### WHAT THE EXERCISE ASKS
Pictures excluded, copy word for word the lines from the one holding "Output the text content of this document." through the last line below.

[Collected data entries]
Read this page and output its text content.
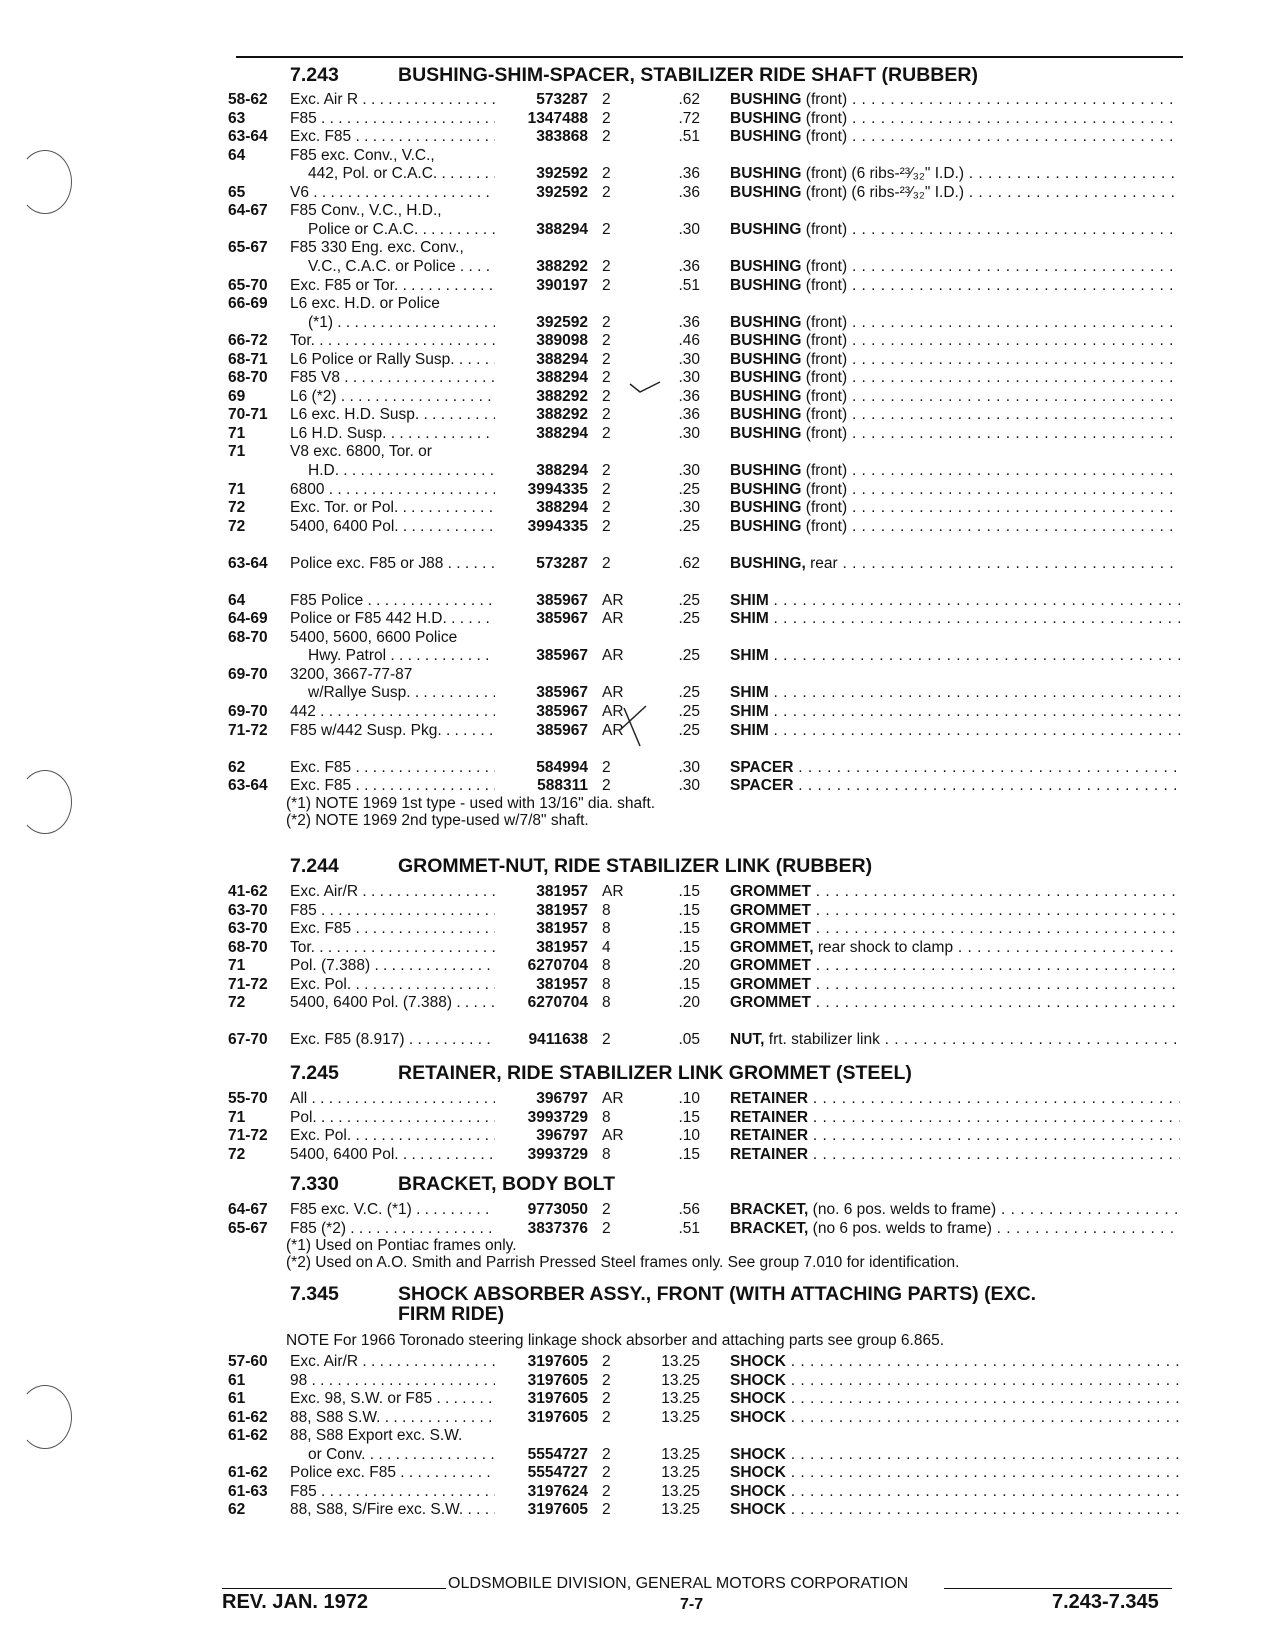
7.243	BUSHING-SHIM-SPACER, STABILIZER RIDE SHAFT (RUBBER)
58-62 Exc. Air R . . .	573287 2	.62 BUSHING (front) . . .
63	F85 . . .	1347488 2	.72 BUSHING (front) . . .
63-64 Exc. F85 . . .	383868 2	.51 BUSHING (front) . . .
64	F85 exc. Conv., V.C.,
442, Pol. or C.A.C. . . .	392592 2	.36 BUSHING (front) (6 ribs-²³⁄₃₂" I.D.) . . .
65	V6 . . .	392592 2	.36 BUSHING (front) (6 ribs-²³⁄₃₂" I.D.) . . .
64-67 F85 Conv., V.C., H.D.,
Police or C.A.C. . . .	388294 2	.30 BUSHING (front) . . .
65-67 F85 330 Eng. exc. Conv.,
V.C., C.A.C. or Police . . .	388292 2	.36 BUSHING (front) . . .
65-70 Exc. F85 or Tor. . . .	390197 2	.51 BUSHING (front) . . .
66-69 L6 exc. H.D. or Police
(*1) . . .	392592 2	.36 BUSHING (front) . . .
66-72 Tor. . . .	389098 2	.46 BUSHING (front) . . .
68-71 L6 Police or Rally Susp. . . .	388294 2	.30 BUSHING (front) . . .
68-70 F85 V8 . . .	388294 2	.30 BUSHING (front) . . .
69	L6 (*2) . . .	388292 2	.36 BUSHING (front) . . .
70-71 L6 exc. H.D. Susp. . . .	388292 2	.36 BUSHING (front) . . .
71	L6 H.D. Susp. . . .	388294 2	.30 BUSHING (front) . . .
71	V8 exc. 6800, Tor. or
H.D. . . .	388294 2	.30 BUSHING (front) . . .
71	6800 . . .	3994335 2	.25 BUSHING (front) . . .
72	Exc. Tor. or Pol. . . .	388294 2	.30 BUSHING (front) . . .
72	5400, 6400 Pol. . . .	3994335 2	.25 BUSHING (front) . . .
63-64 Police exc. F85 or J88 . . .	573287 2	.62 BUSHING, rear . . .
64	F85 Police . . .	385967 AR	.25 SHIM . . .
64-69 Police or F85 442 H.D. . . .	385967 AR	.25 SHIM . . .
68-70 5400, 5600, 6600 Police
Hwy. Patrol . . .	385967 AR	.25 SHIM . . .
69-70 3200, 3667-77-87
w/Rallye Susp. . . .	385967 AR	.25 SHIM . . .
69-70 442 . . .	385967 AR	.25 SHIM . . .
71-72 F85 w/442 Susp. Pkg. . . .	385967 AR	.25 SHIM . . .
62	Exc. F85 . . .	584994 2	.30 SPACER . . .
63-64 Exc. F85 . . .	588311 2	.30 SPACER . . .
(*1) NOTE 1969 1st type - used with 13/16" dia. shaft.
(*2) NOTE 1969 2nd type-used w/7/8" shaft.
7.244	GROMMET-NUT, RIDE STABILIZER LINK (RUBBER)
41-62 Exc. Air/R . . .	381957 AR	.15 GROMMET . . .
63-70 F85 . . .	381957 8	.15 GROMMET . . .
63-70 Exc. F85 . . .	381957 8	.15 GROMMET . . .
68-70 Tor. . . .	381957 4	.15 GROMMET, rear shock to clamp . . .
71	Pol. (7.388) . . .	6270704 8	.20 GROMMET . . .
71-72 Exc. Pol. . . .	381957 8	.15 GROMMET . . .
72	5400, 6400 Pol. (7.388) . . .	6270704 8	.20 GROMMET . . .
67-70 Exc. F85 (8.917) . . .	9411638 2	.05 NUT, frt. stabilizer link . . .
7.245	RETAINER, RIDE STABILIZER LINK GROMMET (STEEL)
55-70 All . . .	396797 AR	.10 RETAINER . . .
71	Pol. . . .	3993729 8	.15 RETAINER . . .
71-72 Exc. Pol. . . .	396797 AR	.10 RETAINER . . .
72	5400, 6400 Pol. . . .	3993729 8	.15 RETAINER . . .
7.330	BRACKET, BODY BOLT
64-67 F85 exc. V.C. (*1) . . .	9773050 2	.56 BRACKET, (no. 6 pos. welds to frame) . . .
65-67 F85 (*2) . . .	3837376 2	.51 BRACKET, (no 6 pos. welds to frame) . . .
(*1) Used on Pontiac frames only.
(*2) Used on A.O. Smith and Parrish Pressed Steel frames only. See group 7.010 for identification.
7.345	SHOCK ABSORBER ASSY., FRONT (WITH ATTACHING PARTS) (EXC.
FIRM RIDE)
NOTE For 1966 Toronado steering linkage shock absorber and attaching parts see group 6.865.
57-60 Exc. Air/R . . .	3197605 2	13.25 SHOCK . . .
61	98 . . .	3197605 2	13.25 SHOCK . . .
61	Exc. 98, S.W. or F85 . . .	3197605 2	13.25 SHOCK . . .
61-62 88, S88 S.W. . . .	3197605 2	13.25 SHOCK . . .
61-62 88, S88 Export exc. S.W.
or Conv. . . .	5554727 2	13.25 SHOCK . . .
61-62 Police exc. F85 . . .	5554727 2	13.25 SHOCK . . .
61-63 F85 . . .	3197624 2	13.25 SHOCK . . .
62	88, S88, S/Fire exc. S.W. . . .	3197605 2	13.25 SHOCK . . .
OLDSMOBILE DIVISION, GENERAL MOTORS CORPORATION
REV. JAN. 1972	7-7	7.243-7.345
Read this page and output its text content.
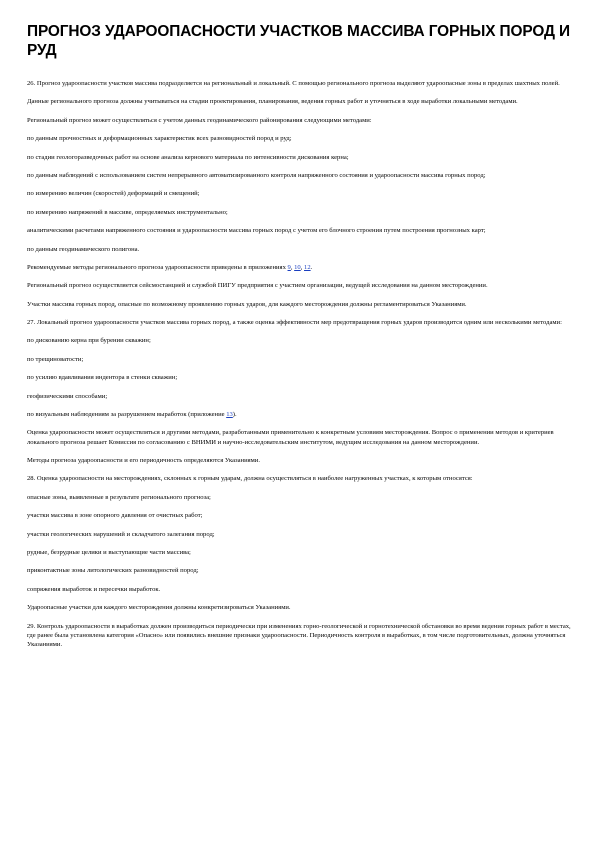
ПРОГНОЗ УДАРООПАСНОСТИ УЧАСТКОВ МАССИВА ГОРНЫХ ПОРОД И РУД

26. Прогноз удароопасности участков массива подразделяется на региональный и локальный. С помощью регионального прогноза выделяют удароопасные зоны в пределах шахтных полей.

Данные регионального прогноза должны учитываться на стадии проектирования, планирования, ведения горных работ и уточняться в ходе выработки локальными методами.

Региональный прогноз может осуществляться с учетом данных геодинамического районирования следующими методами:

по данным прочностных и деформационных характеристик всех разновидностей пород и руд;

по стадии геологоразведочных работ на основе анализа кернового материала по интенсивности дискования керна;

по данным наблюдений с использованием систем непрерывного автоматизированного контроля напряженного состояния и удароопасности массива горных пород;

по измерению величин (скоростей) деформаций и смещений;

по измерению напряжений в массиве, определяемых инструментально;

аналитическими расчетами напряженного состояния и удароопасности массива горных пород с учетом его блочного строения путем построения прогнозных карт;

по данным геодинамического полигона.

Рекомендуемые методы регионального прогноза удароопасности приведены в приложениях 9, 10, 12.

Региональный прогноз осуществляется сейсмостанцией и службой ПИГУ предприятия с участием организации, ведущей исследования на данном месторождении.

Участки массива горных пород, опасные по возможному проявлению горных ударов, для каждого месторождения должны регламентироваться Указаниями.

27. Локальный прогноз удароопасности участков массива горных пород, а также оценка эффективности мер предотвращения горных ударов производится одним или несколькими методами:

по дискованию керна при бурении скважин;

по трещиноватости;

по усилию вдавливания индентора в стенки скважин;

геофизическими способами;

по визуальным наблюдениям за разрушением выработок (приложение 13).

Оценка удароопасности может осуществляться и другими методами, разработанными применительно к конкретным условиям месторождения. Вопрос о применении методов и критериев локального прогноза решает Комиссия по согласованию с ВНИМИ и научно-исследовательским институтом, ведущим исследования на данном месторождении.

Методы прогноза удароопасности и его периодичность определяются Указаниями.

28. Оценка удароопасности на месторождениях, склонных к горным ударам, должна осуществляться в наиболее нагруженных участках, к которым относятся:

опасные зоны, выявленные в результате регионального прогноза;

участки массива в зоне опорного давления от очистных работ;

участки геологических нарушений и складчатого залегания пород;

рудные, безрудные целики и выступающие части массива;

приконтактные зоны литологических разновидностей пород;

сопряжения выработок и пересечки выработок.

Удароопасные участки для каждого месторождения должны конкретизироваться Указаниями.

29. Контроль удароопасности в выработках должен производиться периодически при изменениях горно-геологической и горнотехнической обстановки во время ведения горных работ в местах, где ранее была установлена категория «Опасно» или появились внешние признаки удароопасности. Периодичность контроля в выработках, в том числе подготовительных, должна уточняться Указаниями.
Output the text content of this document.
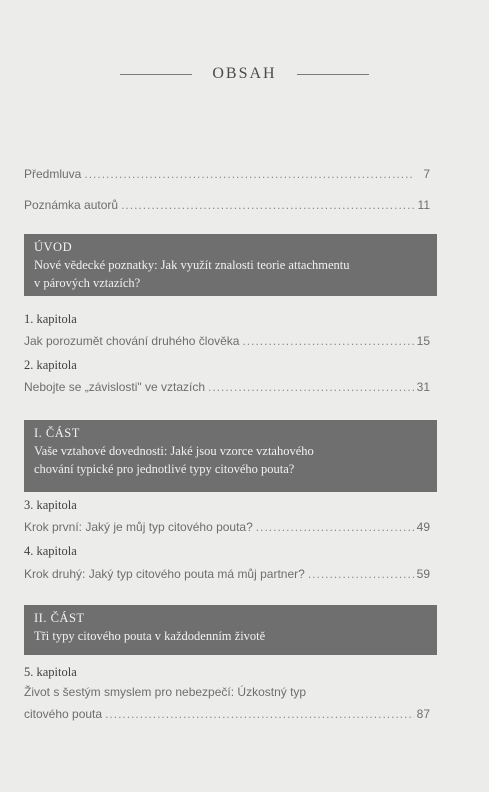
OBSAH
Předmluva .....	7
Poznámka autorů .....	11
ÚVOD
Nové vědecké poznatky: Jak využít znalosti teorie attachmentu
v párových vztazích?
1. kapitola
Jak porozumět chování druhého člověka .....	15
2. kapitola
Nebojte se „závislosti" ve vztazích .....	31
I. ČÁST
Vaše vztahové dovednosti: Jaké jsou vzorce vztahového
chování typické pro jednotlivé typy citového pouta?
3. kapitola
Krok první: Jaký je můj typ citového pouta? .....	49
4. kapitola
Krok druhý: Jaký typ citového pouta má můj partner? .....	59
II. ČÁST
Tři typy citového pouta v každodenním životě
5. kapitola
Život s šestým smyslem pro nebezpečí: Úzkostný typ
citového pouta .....	87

### SOLUTION FOR THIS EXERCISE
Output the text content of this document.
OBSAH
Předmluva .....	7
Poznámka autorů .....	11
ÚVOD
Nové vědecké poznatky: Jak využít znalosti teorie attachmentu
v párových vztazích?
1. kapitola
Jak porozumět chování druhého člověka .....	15
2. kapitola
Nebojte se „závislosti" ve vztazích .....	31
I. ČÁST
Vaše vztahové dovednosti: Jaké jsou vzorce vztahového
chování typické pro jednotlivé typy citového pouta?
3. kapitola
Krok první: Jaký je můj typ citového pouta? .....	49
4. kapitola
Krok druhý: Jaký typ citového pouta má můj partner? .....	59
II. ČÁST
Tři typy citového pouta v každodenním životě
5. kapitola
Život s šestým smyslem pro nebezpečí: Úzkostný typ
citového pouta .....	87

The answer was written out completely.